▸ **Task directions**
Copy everything in the data below exactly except the pictures.

Raw records:
________________
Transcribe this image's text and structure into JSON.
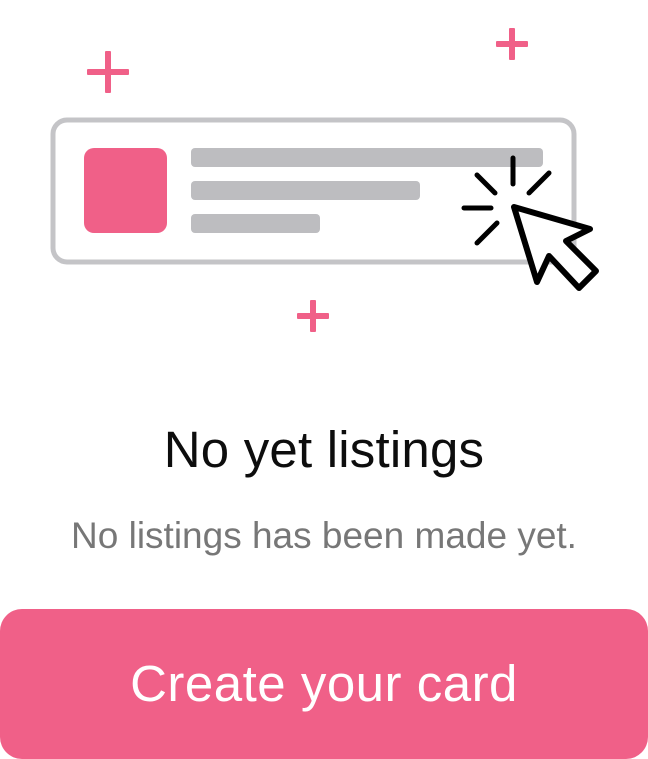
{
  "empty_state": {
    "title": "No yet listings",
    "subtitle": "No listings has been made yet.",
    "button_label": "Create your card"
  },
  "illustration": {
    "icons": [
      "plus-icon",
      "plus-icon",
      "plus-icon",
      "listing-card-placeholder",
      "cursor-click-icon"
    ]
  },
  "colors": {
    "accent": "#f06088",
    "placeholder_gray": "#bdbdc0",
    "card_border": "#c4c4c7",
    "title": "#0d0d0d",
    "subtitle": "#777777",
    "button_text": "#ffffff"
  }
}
________________
▸ **Problem solution**
Transcribe this image's text and structure into JSON.
{
  "empty_state": {
    "title": "No yet listings",
    "subtitle": "No listings has been made yet.",
    "button_label": "Create your card"
  },
  "illustration": {
    "icons": [
      "plus-icon",
      "plus-icon",
      "plus-icon",
      "listing-card-placeholder",
      "cursor-click-icon"
    ]
  },
  "colors": {
    "accent": "#f06088",
    "placeholder_gray": "#bdbdc0",
    "card_border": "#c4c4c7",
    "title": "#0d0d0d",
    "subtitle": "#777777",
    "button_text": "#ffffff"
  }
}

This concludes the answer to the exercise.